Go through the material below and copy each line where the word "열리는지" appears.

--- START Material for this task ---

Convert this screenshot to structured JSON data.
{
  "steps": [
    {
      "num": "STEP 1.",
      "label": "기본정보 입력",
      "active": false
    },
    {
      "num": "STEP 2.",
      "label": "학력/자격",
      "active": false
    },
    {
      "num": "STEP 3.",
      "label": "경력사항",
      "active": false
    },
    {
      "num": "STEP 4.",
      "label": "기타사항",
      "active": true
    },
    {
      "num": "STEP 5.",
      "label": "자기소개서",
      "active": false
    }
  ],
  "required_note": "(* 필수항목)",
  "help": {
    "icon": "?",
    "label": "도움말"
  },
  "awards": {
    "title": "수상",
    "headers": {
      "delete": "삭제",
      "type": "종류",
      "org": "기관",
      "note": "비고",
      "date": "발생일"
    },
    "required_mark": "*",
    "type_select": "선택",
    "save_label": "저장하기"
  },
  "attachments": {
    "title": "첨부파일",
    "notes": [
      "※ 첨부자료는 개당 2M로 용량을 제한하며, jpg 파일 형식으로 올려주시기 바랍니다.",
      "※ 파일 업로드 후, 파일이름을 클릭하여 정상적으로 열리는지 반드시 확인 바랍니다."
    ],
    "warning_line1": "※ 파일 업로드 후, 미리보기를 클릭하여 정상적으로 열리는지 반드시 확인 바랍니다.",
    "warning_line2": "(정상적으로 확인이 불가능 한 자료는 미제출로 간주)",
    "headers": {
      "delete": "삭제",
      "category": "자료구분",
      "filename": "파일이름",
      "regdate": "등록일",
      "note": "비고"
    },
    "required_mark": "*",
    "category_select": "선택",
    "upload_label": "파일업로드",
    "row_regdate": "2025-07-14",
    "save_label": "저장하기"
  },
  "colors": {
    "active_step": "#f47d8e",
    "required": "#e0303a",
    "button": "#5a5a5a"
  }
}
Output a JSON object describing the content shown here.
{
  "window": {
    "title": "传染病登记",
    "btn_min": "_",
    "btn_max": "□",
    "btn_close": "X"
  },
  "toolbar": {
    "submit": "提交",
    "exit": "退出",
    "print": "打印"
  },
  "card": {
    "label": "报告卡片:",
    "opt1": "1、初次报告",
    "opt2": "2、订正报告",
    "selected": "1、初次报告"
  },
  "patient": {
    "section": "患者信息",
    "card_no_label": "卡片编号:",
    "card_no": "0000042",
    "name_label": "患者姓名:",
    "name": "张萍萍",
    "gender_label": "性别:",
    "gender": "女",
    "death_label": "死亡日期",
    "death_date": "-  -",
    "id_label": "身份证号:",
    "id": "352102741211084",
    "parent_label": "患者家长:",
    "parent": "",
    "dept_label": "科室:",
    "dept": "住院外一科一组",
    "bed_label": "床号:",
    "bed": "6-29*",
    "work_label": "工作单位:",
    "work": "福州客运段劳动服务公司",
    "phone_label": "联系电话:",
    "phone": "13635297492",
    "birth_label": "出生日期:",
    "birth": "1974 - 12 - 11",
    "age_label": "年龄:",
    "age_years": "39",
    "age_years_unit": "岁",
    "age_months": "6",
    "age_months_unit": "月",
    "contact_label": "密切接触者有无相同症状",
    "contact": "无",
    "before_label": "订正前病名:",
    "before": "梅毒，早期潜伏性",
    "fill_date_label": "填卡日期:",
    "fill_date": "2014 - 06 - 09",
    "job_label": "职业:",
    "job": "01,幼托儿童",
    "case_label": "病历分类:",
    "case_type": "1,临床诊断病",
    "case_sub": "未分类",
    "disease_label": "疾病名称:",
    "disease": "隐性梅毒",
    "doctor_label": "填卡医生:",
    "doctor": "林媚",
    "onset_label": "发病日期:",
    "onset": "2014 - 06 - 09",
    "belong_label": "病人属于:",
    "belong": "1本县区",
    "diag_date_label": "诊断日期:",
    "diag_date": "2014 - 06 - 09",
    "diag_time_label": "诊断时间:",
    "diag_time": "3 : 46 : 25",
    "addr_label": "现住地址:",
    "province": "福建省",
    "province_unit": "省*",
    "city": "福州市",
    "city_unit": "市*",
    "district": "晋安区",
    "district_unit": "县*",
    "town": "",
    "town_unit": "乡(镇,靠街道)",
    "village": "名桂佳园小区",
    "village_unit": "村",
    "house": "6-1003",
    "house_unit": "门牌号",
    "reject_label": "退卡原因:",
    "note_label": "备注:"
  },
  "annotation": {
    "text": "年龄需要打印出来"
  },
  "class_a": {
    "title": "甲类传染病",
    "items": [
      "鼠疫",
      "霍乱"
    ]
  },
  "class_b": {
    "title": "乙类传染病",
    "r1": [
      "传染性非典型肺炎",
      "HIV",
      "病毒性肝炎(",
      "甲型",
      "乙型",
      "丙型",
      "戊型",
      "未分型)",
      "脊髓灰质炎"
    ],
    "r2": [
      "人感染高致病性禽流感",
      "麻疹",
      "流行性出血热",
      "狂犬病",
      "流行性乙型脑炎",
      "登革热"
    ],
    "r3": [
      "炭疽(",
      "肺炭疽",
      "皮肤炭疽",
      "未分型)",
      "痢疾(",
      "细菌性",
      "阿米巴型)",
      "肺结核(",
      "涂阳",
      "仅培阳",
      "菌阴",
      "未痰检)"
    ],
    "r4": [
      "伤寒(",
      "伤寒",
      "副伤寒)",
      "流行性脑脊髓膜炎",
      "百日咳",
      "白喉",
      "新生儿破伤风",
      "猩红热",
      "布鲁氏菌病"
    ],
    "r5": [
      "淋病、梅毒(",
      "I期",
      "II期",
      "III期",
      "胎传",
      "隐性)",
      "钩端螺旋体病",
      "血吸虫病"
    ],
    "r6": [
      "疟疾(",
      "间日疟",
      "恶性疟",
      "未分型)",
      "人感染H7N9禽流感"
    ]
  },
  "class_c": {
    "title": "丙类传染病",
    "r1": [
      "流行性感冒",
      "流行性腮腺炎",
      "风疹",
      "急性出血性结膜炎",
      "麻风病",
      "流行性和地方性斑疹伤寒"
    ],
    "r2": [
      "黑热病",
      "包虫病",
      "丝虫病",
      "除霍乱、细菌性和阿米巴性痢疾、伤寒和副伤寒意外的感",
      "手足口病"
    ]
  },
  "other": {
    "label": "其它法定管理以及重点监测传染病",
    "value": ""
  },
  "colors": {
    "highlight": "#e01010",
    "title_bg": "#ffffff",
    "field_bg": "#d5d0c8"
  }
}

--- END Material for this task ---

» Response to the task
      "※ 파일 업로드 후, 파일이름을 클릭하여 정상적으로 열리는지 반드시 확인 바랍니다."
    "warning_line1": "※ 파일 업로드 후, 미리보기를 클릭하여 정상적으로 열리는지 반드시 확인 바랍니다.",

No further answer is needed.